> _Items from a figure collection_:
** start **
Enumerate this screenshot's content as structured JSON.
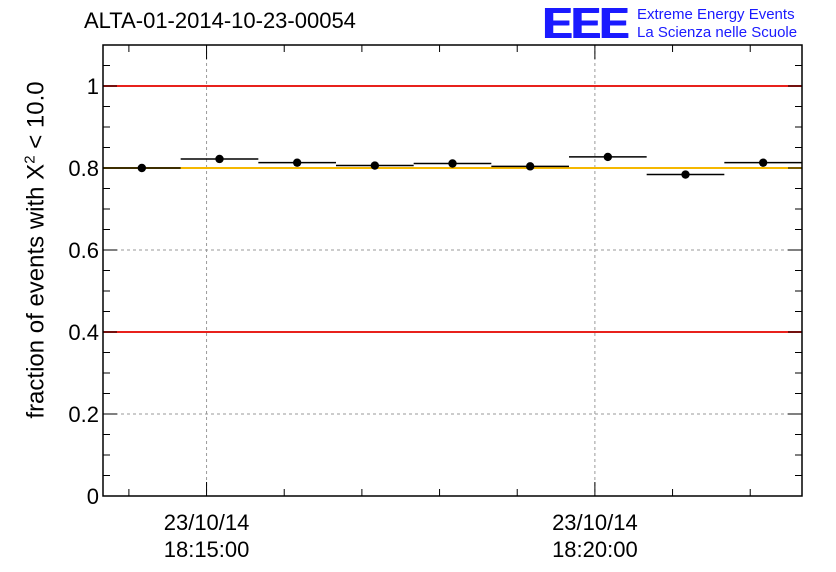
{
  "logo": {
    "mark": "EEE",
    "line1": "Extreme Energy Events",
    "line2": "La Scienza nelle Scuole"
  },
  "chart_data": {
    "type": "scatter",
    "title": "ALTA-01-2014-10-23-00054",
    "ylabel_main": "fraction of events with X",
    "ylabel_sup": "2",
    "ylabel_tail": " < 10.0",
    "ylim": [
      0,
      1.1
    ],
    "yticks": [
      0,
      0.2,
      0.4,
      0.6,
      0.8,
      1
    ],
    "ytick_labels": [
      "0",
      "0.2",
      "0.4",
      "0.6",
      "0.8",
      "1"
    ],
    "xlim": [
      "18:13:40",
      "18:22:40"
    ],
    "xticks": [
      {
        "time": "18:15:00",
        "date": "23/10/14",
        "label": "18:15:00"
      },
      {
        "time": "18:20:00",
        "date": "23/10/14",
        "label": "18:20:00"
      }
    ],
    "grid": true,
    "reference_lines": [
      {
        "y": 1.0,
        "color": "#e8211c"
      },
      {
        "y": 0.8,
        "color": "#f5b800"
      },
      {
        "y": 0.4,
        "color": "#e8211c"
      }
    ],
    "points": [
      {
        "x_start": "18:13:40",
        "x_end": "18:14:40",
        "y": 0.8
      },
      {
        "x_start": "18:14:40",
        "x_end": "18:15:40",
        "y": 0.822
      },
      {
        "x_start": "18:15:40",
        "x_end": "18:16:40",
        "y": 0.813
      },
      {
        "x_start": "18:16:40",
        "x_end": "18:17:40",
        "y": 0.806
      },
      {
        "x_start": "18:17:40",
        "x_end": "18:18:40",
        "y": 0.811
      },
      {
        "x_start": "18:18:40",
        "x_end": "18:19:40",
        "y": 0.804
      },
      {
        "x_start": "18:19:40",
        "x_end": "18:20:40",
        "y": 0.827
      },
      {
        "x_start": "18:20:40",
        "x_end": "18:21:40",
        "y": 0.784
      },
      {
        "x_start": "18:21:40",
        "x_end": "18:22:40",
        "y": 0.813
      }
    ],
    "colors": {
      "points": "#000000",
      "frame": "#000000",
      "grid": "#9a9a9a"
    }
  }
}
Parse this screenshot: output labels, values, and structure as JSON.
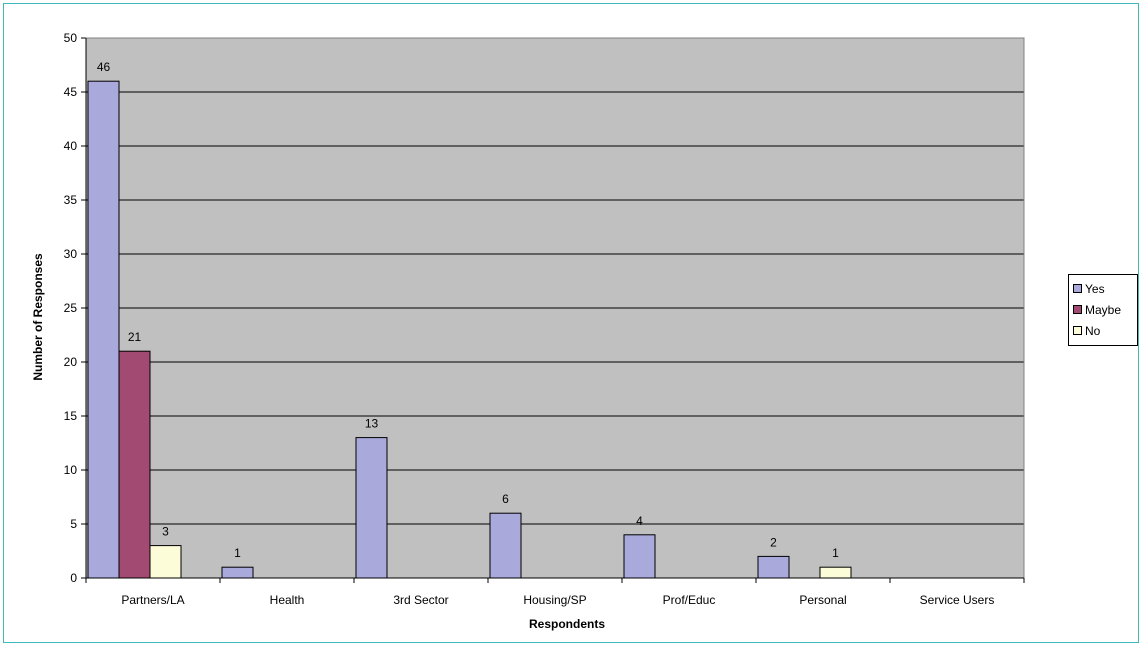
{
  "chart_data": {
    "type": "bar",
    "categories": [
      "Partners/LA",
      "Health",
      "3rd Sector",
      "Housing/SP",
      "Prof/Educ",
      "Personal",
      "Service Users"
    ],
    "series": [
      {
        "name": "Yes",
        "values": [
          46,
          1,
          13,
          6,
          4,
          2,
          0
        ],
        "color": "#a9a9dc"
      },
      {
        "name": "Maybe",
        "values": [
          21,
          0,
          0,
          0,
          0,
          0,
          0
        ],
        "color": "#a34a72"
      },
      {
        "name": "No",
        "values": [
          3,
          0,
          0,
          0,
          0,
          1,
          0
        ],
        "color": "#fdfcd8"
      }
    ],
    "data_labels": [
      {
        "series": 0,
        "category": 0,
        "text": "46"
      },
      {
        "series": 1,
        "category": 0,
        "text": "21"
      },
      {
        "series": 2,
        "category": 0,
        "text": "3"
      },
      {
        "series": 0,
        "category": 1,
        "text": "1"
      },
      {
        "series": 0,
        "category": 2,
        "text": "13"
      },
      {
        "series": 0,
        "category": 3,
        "text": "6"
      },
      {
        "series": 0,
        "category": 4,
        "text": "4"
      },
      {
        "series": 0,
        "category": 5,
        "text": "2"
      },
      {
        "series": 2,
        "category": 5,
        "text": "1"
      }
    ],
    "xlabel": "Respondents",
    "ylabel": "Number of Responses",
    "ylim": [
      0,
      50
    ],
    "yticks": [
      0,
      5,
      10,
      15,
      20,
      25,
      30,
      35,
      40,
      45,
      50
    ],
    "grid": true,
    "plot_background": "#c0c0c0",
    "legend_position": "right"
  }
}
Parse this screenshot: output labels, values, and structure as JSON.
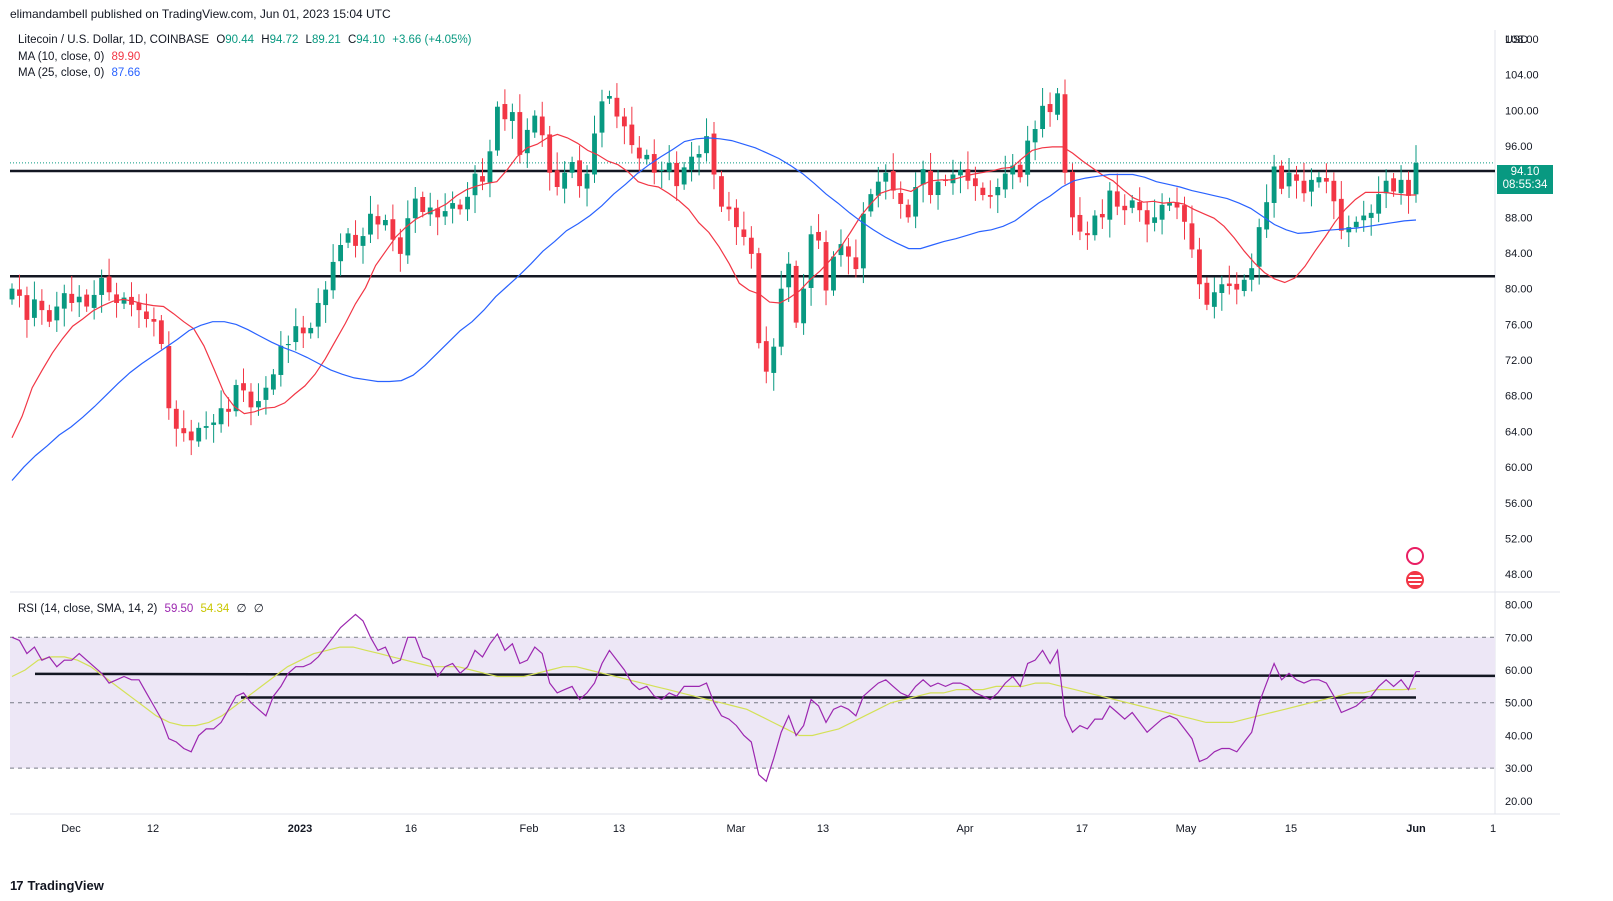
** end **
> _WHAT TO PRODUCE_:
Leave out the pictures and give the listing above again exactly.

> _COMPLETED EXERCISE_:
Enumerate this screenshot's content as structured JSON.
{
  "logo": {
    "mark": "EEE",
    "line1": "Extreme Energy Events",
    "line2": "La Scienza nelle Scuole"
  },
  "chart_data": {
    "type": "scatter",
    "title": "ALTA-01-2014-10-23-00054",
    "ylabel_main": "fraction of events with X",
    "ylabel_sup": "2",
    "ylabel_tail": " < 10.0",
    "ylim": [
      0,
      1.1
    ],
    "yticks": [
      0,
      0.2,
      0.4,
      0.6,
      0.8,
      1
    ],
    "ytick_labels": [
      "0",
      "0.2",
      "0.4",
      "0.6",
      "0.8",
      "1"
    ],
    "xlim": [
      "18:13:40",
      "18:22:40"
    ],
    "xticks": [
      {
        "time": "18:15:00",
        "date": "23/10/14",
        "label": "18:15:00"
      },
      {
        "time": "18:20:00",
        "date": "23/10/14",
        "label": "18:20:00"
      }
    ],
    "grid": true,
    "reference_lines": [
      {
        "y": 1.0,
        "color": "#e8211c"
      },
      {
        "y": 0.8,
        "color": "#f5b800"
      },
      {
        "y": 0.4,
        "color": "#e8211c"
      }
    ],
    "points": [
      {
        "x_start": "18:13:40",
        "x_end": "18:14:40",
        "y": 0.8
      },
      {
        "x_start": "18:14:40",
        "x_end": "18:15:40",
        "y": 0.822
      },
      {
        "x_start": "18:15:40",
        "x_end": "18:16:40",
        "y": 0.813
      },
      {
        "x_start": "18:16:40",
        "x_end": "18:17:40",
        "y": 0.806
      },
      {
        "x_start": "18:17:40",
        "x_end": "18:18:40",
        "y": 0.811
      },
      {
        "x_start": "18:18:40",
        "x_end": "18:19:40",
        "y": 0.804
      },
      {
        "x_start": "18:19:40",
        "x_end": "18:20:40",
        "y": 0.827
      },
      {
        "x_start": "18:20:40",
        "x_end": "18:21:40",
        "y": 0.784
      },
      {
        "x_start": "18:21:40",
        "x_end": "18:22:40",
        "y": 0.813
      }
    ],
    "colors": {
      "points": "#000000",
      "frame": "#000000",
      "grid": "#9a9a9a"
    }
  }
}
Parse this screenshot: output labels, values, and structure as JSON.
{
  "chart_data": {
    "type": "bar",
    "categories": [
      "Partners/LA",
      "Health",
      "3rd Sector",
      "Housing/SP",
      "Prof/Educ",
      "Personal",
      "Service Users"
    ],
    "series": [
      {
        "name": "Yes",
        "values": [
          46,
          1,
          13,
          6,
          4,
          2,
          0
        ],
        "color": "#a9a9dc"
      },
      {
        "name": "Maybe",
        "values": [
          21,
          0,
          0,
          0,
          0,
          0,
          0
        ],
        "color": "#a34a72"
      },
      {
        "name": "No",
        "values": [
          3,
          0,
          0,
          0,
          0,
          1,
          0
        ],
        "color": "#fdfcd8"
      }
    ],
    "data_labels": [
      {
        "series": 0,
        "category": 0,
        "text": "46"
      },
      {
        "series": 1,
        "category": 0,
        "text": "21"
      },
      {
        "series": 2,
        "category": 0,
        "text": "3"
      },
      {
        "series": 0,
        "category": 1,
        "text": "1"
      },
      {
        "series": 0,
        "category": 2,
        "text": "13"
      },
      {
        "series": 0,
        "category": 3,
        "text": "6"
      },
      {
        "series": 0,
        "category": 4,
        "text": "4"
      },
      {
        "series": 0,
        "category": 5,
        "text": "2"
      },
      {
        "series": 2,
        "category": 5,
        "text": "1"
      }
    ],
    "xlabel": "Respondents",
    "ylabel": "Number of Responses",
    "ylim": [
      0,
      50
    ],
    "yticks": [
      0,
      5,
      10,
      15,
      20,
      25,
      30,
      35,
      40,
      45,
      50
    ],
    "grid": true,
    "plot_background": "#c0c0c0",
    "legend_position": "right"
  }
}
Parse this screenshot: output labels, values, and structure as JSON.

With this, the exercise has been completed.